Records from a dataset:
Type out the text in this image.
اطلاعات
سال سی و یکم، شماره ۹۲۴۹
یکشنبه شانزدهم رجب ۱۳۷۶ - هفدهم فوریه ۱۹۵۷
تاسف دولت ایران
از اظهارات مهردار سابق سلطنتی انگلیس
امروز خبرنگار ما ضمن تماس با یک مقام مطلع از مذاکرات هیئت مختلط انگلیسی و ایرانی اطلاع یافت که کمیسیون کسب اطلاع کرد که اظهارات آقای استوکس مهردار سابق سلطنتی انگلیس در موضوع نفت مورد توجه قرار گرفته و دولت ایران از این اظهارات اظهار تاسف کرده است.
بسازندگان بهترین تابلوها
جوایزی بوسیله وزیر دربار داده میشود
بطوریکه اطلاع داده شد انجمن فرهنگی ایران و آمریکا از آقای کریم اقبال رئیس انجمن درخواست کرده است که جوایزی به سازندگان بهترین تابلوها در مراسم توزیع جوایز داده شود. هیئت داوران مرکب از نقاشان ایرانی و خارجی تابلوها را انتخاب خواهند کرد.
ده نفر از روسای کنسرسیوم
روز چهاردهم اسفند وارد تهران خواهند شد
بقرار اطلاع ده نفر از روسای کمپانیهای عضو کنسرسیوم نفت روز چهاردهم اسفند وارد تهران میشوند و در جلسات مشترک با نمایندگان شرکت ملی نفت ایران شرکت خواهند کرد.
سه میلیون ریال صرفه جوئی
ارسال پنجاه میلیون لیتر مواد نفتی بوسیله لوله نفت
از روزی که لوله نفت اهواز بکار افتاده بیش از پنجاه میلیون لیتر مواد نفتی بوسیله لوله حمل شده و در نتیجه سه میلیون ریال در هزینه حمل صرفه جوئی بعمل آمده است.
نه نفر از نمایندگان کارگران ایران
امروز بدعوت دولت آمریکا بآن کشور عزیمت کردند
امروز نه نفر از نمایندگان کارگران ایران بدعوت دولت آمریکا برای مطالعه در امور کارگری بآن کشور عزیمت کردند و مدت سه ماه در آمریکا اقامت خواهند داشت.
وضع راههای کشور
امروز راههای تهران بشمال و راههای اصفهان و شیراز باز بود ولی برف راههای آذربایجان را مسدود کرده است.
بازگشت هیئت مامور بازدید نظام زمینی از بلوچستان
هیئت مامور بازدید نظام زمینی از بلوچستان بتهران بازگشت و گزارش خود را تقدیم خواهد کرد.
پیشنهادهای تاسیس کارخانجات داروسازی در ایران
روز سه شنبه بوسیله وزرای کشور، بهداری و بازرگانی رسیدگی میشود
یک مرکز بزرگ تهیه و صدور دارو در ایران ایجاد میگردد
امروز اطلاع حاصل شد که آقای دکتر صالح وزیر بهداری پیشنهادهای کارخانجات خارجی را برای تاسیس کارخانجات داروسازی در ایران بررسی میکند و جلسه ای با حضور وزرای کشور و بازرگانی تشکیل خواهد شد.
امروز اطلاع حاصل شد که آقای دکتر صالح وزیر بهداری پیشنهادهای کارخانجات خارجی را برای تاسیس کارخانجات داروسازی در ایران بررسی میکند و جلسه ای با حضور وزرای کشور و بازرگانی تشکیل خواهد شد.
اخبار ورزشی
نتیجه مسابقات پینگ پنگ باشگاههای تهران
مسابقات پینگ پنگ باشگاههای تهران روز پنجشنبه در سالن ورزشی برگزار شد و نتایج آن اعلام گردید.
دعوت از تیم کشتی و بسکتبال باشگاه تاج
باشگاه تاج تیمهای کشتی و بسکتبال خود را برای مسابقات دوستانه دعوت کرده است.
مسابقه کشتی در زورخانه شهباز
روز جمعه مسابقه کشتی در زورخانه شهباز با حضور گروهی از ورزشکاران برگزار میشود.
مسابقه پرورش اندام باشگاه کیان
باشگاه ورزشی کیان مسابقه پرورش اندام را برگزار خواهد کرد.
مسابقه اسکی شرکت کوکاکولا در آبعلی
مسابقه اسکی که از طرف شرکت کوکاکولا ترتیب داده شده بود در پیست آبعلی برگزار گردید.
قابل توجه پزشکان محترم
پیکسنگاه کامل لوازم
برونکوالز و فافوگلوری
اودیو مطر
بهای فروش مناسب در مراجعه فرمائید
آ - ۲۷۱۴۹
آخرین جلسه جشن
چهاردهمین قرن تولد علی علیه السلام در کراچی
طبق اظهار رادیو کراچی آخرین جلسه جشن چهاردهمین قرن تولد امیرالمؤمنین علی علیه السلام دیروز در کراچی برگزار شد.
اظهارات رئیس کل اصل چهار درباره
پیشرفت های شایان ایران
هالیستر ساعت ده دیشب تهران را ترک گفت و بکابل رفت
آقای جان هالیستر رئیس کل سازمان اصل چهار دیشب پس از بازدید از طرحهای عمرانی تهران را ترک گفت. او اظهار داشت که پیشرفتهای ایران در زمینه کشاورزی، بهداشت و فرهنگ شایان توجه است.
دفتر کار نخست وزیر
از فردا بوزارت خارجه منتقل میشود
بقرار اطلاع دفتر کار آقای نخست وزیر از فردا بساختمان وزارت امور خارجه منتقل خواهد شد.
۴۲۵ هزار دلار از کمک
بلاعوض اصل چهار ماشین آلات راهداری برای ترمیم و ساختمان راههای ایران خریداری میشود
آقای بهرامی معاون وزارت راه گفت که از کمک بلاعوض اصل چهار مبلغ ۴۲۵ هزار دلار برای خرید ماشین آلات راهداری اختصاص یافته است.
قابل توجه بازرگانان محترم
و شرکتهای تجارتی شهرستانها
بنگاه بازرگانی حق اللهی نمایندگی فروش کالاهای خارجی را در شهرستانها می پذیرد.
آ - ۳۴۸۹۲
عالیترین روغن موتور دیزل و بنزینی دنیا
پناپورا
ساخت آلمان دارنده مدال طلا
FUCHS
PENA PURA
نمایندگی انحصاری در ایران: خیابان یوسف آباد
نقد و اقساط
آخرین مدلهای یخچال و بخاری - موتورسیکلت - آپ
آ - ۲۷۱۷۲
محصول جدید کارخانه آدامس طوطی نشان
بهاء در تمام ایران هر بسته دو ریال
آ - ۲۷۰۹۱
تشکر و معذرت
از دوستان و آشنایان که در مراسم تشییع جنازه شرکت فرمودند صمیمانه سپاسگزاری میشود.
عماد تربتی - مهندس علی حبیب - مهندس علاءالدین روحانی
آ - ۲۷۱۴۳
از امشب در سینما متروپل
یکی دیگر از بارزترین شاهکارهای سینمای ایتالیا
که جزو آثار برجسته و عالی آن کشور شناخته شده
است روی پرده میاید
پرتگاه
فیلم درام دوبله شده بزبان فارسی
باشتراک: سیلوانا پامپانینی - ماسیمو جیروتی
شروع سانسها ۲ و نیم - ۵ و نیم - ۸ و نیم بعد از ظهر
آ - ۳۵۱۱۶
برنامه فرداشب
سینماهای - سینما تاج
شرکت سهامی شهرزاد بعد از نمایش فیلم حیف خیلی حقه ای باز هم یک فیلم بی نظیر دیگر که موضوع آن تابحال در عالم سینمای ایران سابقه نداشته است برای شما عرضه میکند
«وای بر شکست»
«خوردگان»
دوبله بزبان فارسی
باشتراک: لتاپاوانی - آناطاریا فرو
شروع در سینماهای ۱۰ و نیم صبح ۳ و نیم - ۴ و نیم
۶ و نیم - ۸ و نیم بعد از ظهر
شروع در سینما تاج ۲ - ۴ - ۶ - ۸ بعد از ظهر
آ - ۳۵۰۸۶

▶ Aim: Please copy out each record, character for character.

▶ Result for this task:
Type out the text in this image.
اطلاعات
سال سی و یکم، شماره ۹۲۴۹
یکشنبه شانزدهم رجب ۱۳۷۶ - هفدهم فوریه ۱۹۵۷
تاسف دولت ایران
از اظهارات مهردار سابق سلطنتی انگلیس
امروز خبرنگار ما ضمن تماس با یک مقام مطلع از مذاکرات هیئت مختلط انگلیسی و ایرانی اطلاع یافت که کمیسیون کسب اطلاع کرد که اظهارات آقای استوکس مهردار سابق سلطنتی انگلیس در موضوع نفت مورد توجه قرار گرفته و دولت ایران از این اظهارات اظهار تاسف کرده است.
بسازندگان بهترین تابلوها
جوایزی بوسیله وزیر دربار داده میشود
بطوریکه اطلاع داده شد انجمن فرهنگی ایران و آمریکا از آقای کریم اقبال رئیس انجمن درخواست کرده است که جوایزی به سازندگان بهترین تابلوها در مراسم توزیع جوایز داده شود. هیئت داوران مرکب از نقاشان ایرانی و خارجی تابلوها را انتخاب خواهند کرد.
ده نفر از روسای کنسرسیوم
روز چهاردهم اسفند وارد تهران خواهند شد
بقرار اطلاع ده نفر از روسای کمپانیهای عضو کنسرسیوم نفت روز چهاردهم اسفند وارد تهران میشوند و در جلسات مشترک با نمایندگان شرکت ملی نفت ایران شرکت خواهند کرد.
سه میلیون ریال صرفه جوئی
ارسال پنجاه میلیون لیتر مواد نفتی بوسیله لوله نفت
از روزی که لوله نفت اهواز بکار افتاده بیش از پنجاه میلیون لیتر مواد نفتی بوسیله لوله حمل شده و در نتیجه سه میلیون ریال در هزینه حمل صرفه جوئی بعمل آمده است.
نه نفر از نمایندگان کارگران ایران
امروز بدعوت دولت آمریکا بآن کشور عزیمت کردند
امروز نه نفر از نمایندگان کارگران ایران بدعوت دولت آمریکا برای مطالعه در امور کارگری بآن کشور عزیمت کردند و مدت سه ماه در آمریکا اقامت خواهند داشت.
وضع راههای کشور
امروز راههای تهران بشمال و راههای اصفهان و شیراز باز بود ولی برف راههای آذربایجان را مسدود کرده است.
بازگشت هیئت مامور بازدید نظام زمینی از بلوچستان
هیئت مامور بازدید نظام زمینی از بلوچستان بتهران بازگشت و گزارش خود را تقدیم خواهد کرد.
پیشنهادهای تاسیس کارخانجات داروسازی در ایران
روز سه شنبه بوسیله وزرای کشور، بهداری و بازرگانی رسیدگی میشود
یک مرکز بزرگ تهیه و صدور دارو در ایران ایجاد میگردد
امروز اطلاع حاصل شد که آقای دکتر صالح وزیر بهداری پیشنهادهای کارخانجات خارجی را برای تاسیس کارخانجات داروسازی در ایران بررسی میکند و جلسه ای با حضور وزرای کشور و بازرگانی تشکیل خواهد شد.
امروز اطلاع حاصل شد که آقای دکتر صالح وزیر بهداری پیشنهادهای کارخانجات خارجی را برای تاسیس کارخانجات داروسازی در ایران بررسی میکند و جلسه ای با حضور وزرای کشور و بازرگانی تشکیل خواهد شد.
اخبار ورزشی
نتیجه مسابقات پینگ پنگ باشگاههای تهران
مسابقات پینگ پنگ باشگاههای تهران روز پنجشنبه در سالن ورزشی برگزار شد و نتایج آن اعلام گردید.
دعوت از تیم کشتی و بسکتبال باشگاه تاج
باشگاه تاج تیمهای کشتی و بسکتبال خود را برای مسابقات دوستانه دعوت کرده است.
مسابقه کشتی در زورخانه شهباز
روز جمعه مسابقه کشتی در زورخانه شهباز با حضور گروهی از ورزشکاران برگزار میشود.
مسابقه پرورش اندام باشگاه کیان
باشگاه ورزشی کیان مسابقه پرورش اندام را برگزار خواهد کرد.
مسابقه اسکی شرکت کوکاکولا در آبعلی
مسابقه اسکی که از طرف شرکت کوکاکولا ترتیب داده شده بود در پیست آبعلی برگزار گردید.
قابل توجه پزشکان محترم
پیکسنگاه کامل لوازم
برونکوالز و فافوگلوری
اودیو مطر
بهای فروش مناسب در مراجعه فرمائید
آ - ۲۷۱۴۹
آخرین جلسه جشن
چهاردهمین قرن تولد علی علیه السلام در کراچی
طبق اظهار رادیو کراچی آخرین جلسه جشن چهاردهمین قرن تولد امیرالمؤمنین علی علیه السلام دیروز در کراچی برگزار شد.
اظهارات رئیس کل اصل چهار درباره
پیشرفت های شایان ایران
هالیستر ساعت ده دیشب تهران را ترک گفت و بکابل رفت
آقای جان هالیستر رئیس کل سازمان اصل چهار دیشب پس از بازدید از طرحهای عمرانی تهران را ترک گفت. او اظهار داشت که پیشرفتهای ایران در زمینه کشاورزی، بهداشت و فرهنگ شایان توجه است.
دفتر کار نخست وزیر
از فردا بوزارت خارجه منتقل میشود
بقرار اطلاع دفتر کار آقای نخست وزیر از فردا بساختمان وزارت امور خارجه منتقل خواهد شد.
۴۲۵ هزار دلار از کمک
بلاعوض اصل چهار ماشین آلات راهداری برای ترمیم و ساختمان راههای ایران خریداری میشود
آقای بهرامی معاون وزارت راه گفت که از کمک بلاعوض اصل چهار مبلغ ۴۲۵ هزار دلار برای خرید ماشین آلات راهداری اختصاص یافته است.
قابل توجه بازرگانان محترم
و شرکتهای تجارتی شهرستانها
بنگاه بازرگانی حق اللهی نمایندگی فروش کالاهای خارجی را در شهرستانها می پذیرد.
آ - ۳۴۸۹۲
عالیترین روغن موتور دیزل و بنزینی دنیا
پناپورا
ساخت آلمان دارنده مدال طلا
FUCHS
PENA PURA
نمایندگی انحصاری در ایران: خیابان یوسف آباد
نقد و اقساط
آخرین مدلهای یخچال و بخاری - موتورسیکلت - آپ
آ - ۲۷۱۷۲
محصول جدید کارخانه آدامس طوطی نشان
بهاء در تمام ایران هر بسته دو ریال
آ - ۲۷۰۹۱
تشکر و معذرت
از دوستان و آشنایان که در مراسم تشییع جنازه شرکت فرمودند صمیمانه سپاسگزاری میشود.
عماد تربتی - مهندس علی حبیب - مهندس علاءالدین روحانی
آ - ۲۷۱۴۳
از امشب در سینما متروپل
یکی دیگر از بارزترین شاهکارهای سینمای ایتالیا
که جزو آثار برجسته و عالی آن کشور شناخته شده
است روی پرده میاید
پرتگاه
فیلم درام دوبله شده بزبان فارسی
باشتراک: سیلوانا پامپانینی - ماسیمو جیروتی
شروع سانسها ۲ و نیم - ۵ و نیم - ۸ و نیم بعد از ظهر
آ - ۳۵۱۱۶
برنامه فرداشب
سینماهای - سینما تاج
شرکت سهامی شهرزاد بعد از نمایش فیلم حیف خیلی حقه ای باز هم یک فیلم بی نظیر دیگر که موضوع آن تابحال در عالم سینمای ایران سابقه نداشته است برای شما عرضه میکند
«وای بر شکست»
«خوردگان»
دوبله بزبان فارسی
باشتراک: لتاپاوانی - آناطاریا فرو
شروع در سینماهای ۱۰ و نیم صبح ۳ و نیم - ۴ و نیم
۶ و نیم - ۸ و نیم بعد از ظهر
شروع در سینما تاج ۲ - ۴ - ۶ - ۸ بعد از ظهر
آ - ۳۵۰۸۶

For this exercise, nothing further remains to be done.